Text shown -
╔══

So this is where I am at. I have a sister-in-law who bless her dear sweet little heart, has to be the dumbest person i've ever met. My husband and I have been TTC #1 for over a year. SIL got herself knocked up and married at 17, dropped out of school, married the loser, you know, the works. Her baby is now about 4 months old. I swear if I have to hear her refer to her child as "taking a 7 lb dump" (yeah I know, not white-trash sounding at all) one more time, i'm going to freak out. She knows we have been trying (I am 25, he is 30) and she is so insensative. All she can say to me is how she is always in tears because her baby is getting so big, so they are trying for #2 now and she's going to keep having kids one right after the other (never mind that they can't support the kids, and the marriage is in shambles...)
And me being so prideful, I refuse to talk about trying to concieve or anything that's going on with me- with her because she just rubs in my face how wonderful it is to be a mom and how I should stop being so selfish and have a child instead of only worrying about myself. SHE KNOWS WE HAVE BEEN TTC!!!!!! Then in the next sentence, she'll say something like, "Well, being pregnant probably wouldn't agree with you anyway."

╚══

Record excerpts -
╔══

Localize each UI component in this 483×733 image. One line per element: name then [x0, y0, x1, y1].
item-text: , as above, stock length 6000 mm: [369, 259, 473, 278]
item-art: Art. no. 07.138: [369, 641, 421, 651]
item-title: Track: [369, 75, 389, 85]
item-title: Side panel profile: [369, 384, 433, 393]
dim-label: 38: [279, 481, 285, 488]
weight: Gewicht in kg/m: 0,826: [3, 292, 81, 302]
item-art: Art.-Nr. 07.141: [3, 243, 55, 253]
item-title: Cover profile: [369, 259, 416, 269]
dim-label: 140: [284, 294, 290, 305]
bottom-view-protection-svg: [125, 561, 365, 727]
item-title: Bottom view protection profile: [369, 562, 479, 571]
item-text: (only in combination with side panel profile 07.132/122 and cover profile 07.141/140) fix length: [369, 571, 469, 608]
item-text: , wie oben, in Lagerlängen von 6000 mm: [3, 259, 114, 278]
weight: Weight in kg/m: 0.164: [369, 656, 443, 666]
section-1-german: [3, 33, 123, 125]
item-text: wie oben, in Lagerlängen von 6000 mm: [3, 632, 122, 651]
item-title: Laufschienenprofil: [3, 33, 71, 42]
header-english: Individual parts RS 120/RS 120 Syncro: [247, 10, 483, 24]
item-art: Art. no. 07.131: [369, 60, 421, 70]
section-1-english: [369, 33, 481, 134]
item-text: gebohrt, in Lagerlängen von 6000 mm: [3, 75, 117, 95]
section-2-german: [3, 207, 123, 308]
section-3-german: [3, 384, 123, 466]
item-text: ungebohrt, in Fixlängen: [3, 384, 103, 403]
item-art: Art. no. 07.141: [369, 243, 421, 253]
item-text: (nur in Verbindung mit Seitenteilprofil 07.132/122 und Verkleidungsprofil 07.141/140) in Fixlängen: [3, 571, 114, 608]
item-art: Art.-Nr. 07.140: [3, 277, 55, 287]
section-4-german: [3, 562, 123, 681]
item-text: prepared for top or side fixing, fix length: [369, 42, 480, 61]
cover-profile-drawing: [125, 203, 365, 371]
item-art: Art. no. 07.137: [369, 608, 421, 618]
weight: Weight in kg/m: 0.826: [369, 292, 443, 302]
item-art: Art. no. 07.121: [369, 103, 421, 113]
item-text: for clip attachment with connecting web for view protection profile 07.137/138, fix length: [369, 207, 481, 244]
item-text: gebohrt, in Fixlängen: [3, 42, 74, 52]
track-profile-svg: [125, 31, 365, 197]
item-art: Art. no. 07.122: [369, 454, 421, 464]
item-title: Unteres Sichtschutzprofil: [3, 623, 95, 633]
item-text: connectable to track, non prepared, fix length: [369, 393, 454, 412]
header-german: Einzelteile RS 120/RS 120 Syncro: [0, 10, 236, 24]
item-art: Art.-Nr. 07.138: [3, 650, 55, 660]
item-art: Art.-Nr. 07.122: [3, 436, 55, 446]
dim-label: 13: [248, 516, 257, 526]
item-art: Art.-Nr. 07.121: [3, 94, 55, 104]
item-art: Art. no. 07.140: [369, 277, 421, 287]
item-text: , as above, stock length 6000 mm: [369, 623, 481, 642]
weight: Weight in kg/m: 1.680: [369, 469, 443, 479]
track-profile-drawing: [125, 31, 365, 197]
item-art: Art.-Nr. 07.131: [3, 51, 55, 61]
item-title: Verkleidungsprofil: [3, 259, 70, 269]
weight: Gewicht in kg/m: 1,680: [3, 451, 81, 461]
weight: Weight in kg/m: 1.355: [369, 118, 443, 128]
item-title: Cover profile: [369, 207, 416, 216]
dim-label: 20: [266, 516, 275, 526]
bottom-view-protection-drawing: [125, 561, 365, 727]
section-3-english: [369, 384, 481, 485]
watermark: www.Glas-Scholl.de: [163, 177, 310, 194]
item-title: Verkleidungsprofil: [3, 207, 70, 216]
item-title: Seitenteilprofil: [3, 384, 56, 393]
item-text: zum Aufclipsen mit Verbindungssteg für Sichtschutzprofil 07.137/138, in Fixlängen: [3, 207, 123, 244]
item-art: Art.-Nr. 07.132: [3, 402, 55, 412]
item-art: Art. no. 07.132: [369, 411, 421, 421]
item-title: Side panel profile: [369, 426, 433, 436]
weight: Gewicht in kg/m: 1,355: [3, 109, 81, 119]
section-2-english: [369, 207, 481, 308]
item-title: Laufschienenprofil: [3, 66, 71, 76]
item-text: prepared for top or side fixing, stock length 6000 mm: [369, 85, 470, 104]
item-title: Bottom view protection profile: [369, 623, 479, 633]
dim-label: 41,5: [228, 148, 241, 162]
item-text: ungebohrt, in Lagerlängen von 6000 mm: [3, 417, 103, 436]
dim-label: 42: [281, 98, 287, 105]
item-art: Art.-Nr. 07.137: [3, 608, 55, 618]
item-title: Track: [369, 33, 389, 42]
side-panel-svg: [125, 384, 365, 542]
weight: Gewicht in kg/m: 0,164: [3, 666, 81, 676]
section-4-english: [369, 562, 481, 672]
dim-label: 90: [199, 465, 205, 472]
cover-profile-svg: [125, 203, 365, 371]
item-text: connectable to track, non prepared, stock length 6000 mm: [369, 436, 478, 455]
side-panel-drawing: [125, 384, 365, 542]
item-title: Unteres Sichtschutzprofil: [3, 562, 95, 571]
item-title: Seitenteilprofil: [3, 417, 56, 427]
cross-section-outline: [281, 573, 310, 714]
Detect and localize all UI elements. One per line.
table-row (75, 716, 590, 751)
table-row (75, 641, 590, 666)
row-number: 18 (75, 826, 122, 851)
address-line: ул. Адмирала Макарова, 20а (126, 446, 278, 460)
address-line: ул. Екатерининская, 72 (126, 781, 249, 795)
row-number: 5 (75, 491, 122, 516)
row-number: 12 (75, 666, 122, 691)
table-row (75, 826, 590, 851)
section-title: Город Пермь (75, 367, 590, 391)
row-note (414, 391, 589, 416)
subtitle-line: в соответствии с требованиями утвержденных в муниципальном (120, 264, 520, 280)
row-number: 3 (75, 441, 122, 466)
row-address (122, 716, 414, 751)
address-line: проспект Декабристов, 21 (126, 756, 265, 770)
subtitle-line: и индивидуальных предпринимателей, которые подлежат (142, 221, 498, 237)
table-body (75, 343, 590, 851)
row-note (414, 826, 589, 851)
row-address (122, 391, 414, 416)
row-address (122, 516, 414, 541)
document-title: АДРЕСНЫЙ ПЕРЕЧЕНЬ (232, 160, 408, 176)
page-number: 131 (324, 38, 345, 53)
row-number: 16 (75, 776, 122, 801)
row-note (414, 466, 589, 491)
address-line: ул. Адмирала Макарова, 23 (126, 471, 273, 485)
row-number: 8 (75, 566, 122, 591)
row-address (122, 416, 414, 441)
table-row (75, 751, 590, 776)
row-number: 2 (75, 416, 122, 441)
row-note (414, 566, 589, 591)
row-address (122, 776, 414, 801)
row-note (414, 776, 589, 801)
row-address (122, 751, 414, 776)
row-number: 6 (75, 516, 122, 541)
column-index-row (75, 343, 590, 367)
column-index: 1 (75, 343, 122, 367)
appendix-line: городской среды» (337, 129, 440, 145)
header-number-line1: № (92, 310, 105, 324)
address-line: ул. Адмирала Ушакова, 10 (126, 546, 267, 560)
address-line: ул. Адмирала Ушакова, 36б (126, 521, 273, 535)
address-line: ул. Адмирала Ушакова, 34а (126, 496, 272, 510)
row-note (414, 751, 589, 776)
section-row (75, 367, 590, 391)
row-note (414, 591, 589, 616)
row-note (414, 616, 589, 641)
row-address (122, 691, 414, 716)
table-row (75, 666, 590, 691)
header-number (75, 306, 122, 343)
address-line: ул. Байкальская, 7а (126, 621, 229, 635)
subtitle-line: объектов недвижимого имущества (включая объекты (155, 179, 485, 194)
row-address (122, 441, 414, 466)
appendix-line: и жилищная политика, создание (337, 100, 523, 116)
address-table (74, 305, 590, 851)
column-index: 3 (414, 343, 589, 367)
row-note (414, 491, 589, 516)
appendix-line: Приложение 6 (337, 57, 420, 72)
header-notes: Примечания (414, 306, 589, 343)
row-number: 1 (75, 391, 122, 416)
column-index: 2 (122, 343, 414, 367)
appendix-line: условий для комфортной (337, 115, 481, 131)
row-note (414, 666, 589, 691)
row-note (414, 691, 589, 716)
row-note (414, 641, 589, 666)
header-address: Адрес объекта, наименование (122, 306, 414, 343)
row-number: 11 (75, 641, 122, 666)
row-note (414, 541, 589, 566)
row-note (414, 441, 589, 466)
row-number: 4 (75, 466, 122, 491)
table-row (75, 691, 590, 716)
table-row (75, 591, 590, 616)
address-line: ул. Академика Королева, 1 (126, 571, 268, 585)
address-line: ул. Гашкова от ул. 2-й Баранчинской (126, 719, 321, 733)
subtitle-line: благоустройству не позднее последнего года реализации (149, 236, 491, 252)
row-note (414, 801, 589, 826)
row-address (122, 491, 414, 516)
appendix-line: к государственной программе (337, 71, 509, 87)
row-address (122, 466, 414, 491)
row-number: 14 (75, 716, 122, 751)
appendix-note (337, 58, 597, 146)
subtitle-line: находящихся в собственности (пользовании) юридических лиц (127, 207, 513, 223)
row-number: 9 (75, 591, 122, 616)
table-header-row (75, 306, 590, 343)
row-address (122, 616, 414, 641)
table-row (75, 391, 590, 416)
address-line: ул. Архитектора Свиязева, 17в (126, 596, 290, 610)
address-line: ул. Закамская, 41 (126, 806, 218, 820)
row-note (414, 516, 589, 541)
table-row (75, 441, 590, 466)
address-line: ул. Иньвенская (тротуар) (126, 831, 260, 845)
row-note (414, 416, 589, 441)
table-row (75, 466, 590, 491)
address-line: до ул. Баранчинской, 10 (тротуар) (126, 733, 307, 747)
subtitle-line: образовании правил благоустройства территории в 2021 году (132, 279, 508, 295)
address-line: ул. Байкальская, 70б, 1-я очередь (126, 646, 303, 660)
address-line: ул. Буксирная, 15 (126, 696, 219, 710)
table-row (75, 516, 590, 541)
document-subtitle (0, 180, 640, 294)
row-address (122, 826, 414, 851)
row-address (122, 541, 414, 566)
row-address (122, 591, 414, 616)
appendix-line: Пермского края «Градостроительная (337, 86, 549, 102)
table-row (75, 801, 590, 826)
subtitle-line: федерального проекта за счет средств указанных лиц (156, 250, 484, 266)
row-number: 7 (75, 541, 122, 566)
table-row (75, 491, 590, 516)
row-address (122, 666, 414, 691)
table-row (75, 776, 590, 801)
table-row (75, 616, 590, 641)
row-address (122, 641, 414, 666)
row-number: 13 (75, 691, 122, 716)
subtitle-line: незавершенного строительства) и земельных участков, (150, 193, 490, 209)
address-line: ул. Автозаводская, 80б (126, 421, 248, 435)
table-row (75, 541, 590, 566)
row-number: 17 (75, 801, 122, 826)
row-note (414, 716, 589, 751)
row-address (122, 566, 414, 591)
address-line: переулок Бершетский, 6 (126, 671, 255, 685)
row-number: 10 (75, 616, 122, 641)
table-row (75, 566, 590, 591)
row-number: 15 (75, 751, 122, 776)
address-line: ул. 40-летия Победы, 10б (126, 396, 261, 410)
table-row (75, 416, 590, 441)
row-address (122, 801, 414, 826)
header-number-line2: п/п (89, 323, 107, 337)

╚══

Tasks to perform -
a - List every age the post gives for a person, with the person each age belongs to.
b - Print the part of the post starting with "So this is where" and going on through "is in shambles...)".

Results for each task -
a -
- Sister-in-law: 17 (when she got pregnant and married)
- Writer: 25
- Husband: 30
- Sister-in-law's baby: about 4 months old

b -
So this is where I am at. I have a sister-in-law who bless her dear sweet little heart, has to be the dumbest person i've ever met. My husband and I have been TTC #1 for over a year. SIL got herself knocked up and married at 17, dropped out of school, married the loser, you know, the works. Her baby is now about 4 months old. I swear if I have to hear her refer to her child as "taking a 7 lb dump" (yeah I know, not white-trash sounding at all) one more time, i'm going to freak out. She knows we have been trying (I am 25, he is 30) and she is so insensative. All she can say to me is how she is always in tears because her baby is getting so big, so they are trying for #2 now and she's going to keep having kids one right after the other (never mind that they can't support the kids, and the marriage is in shambles...)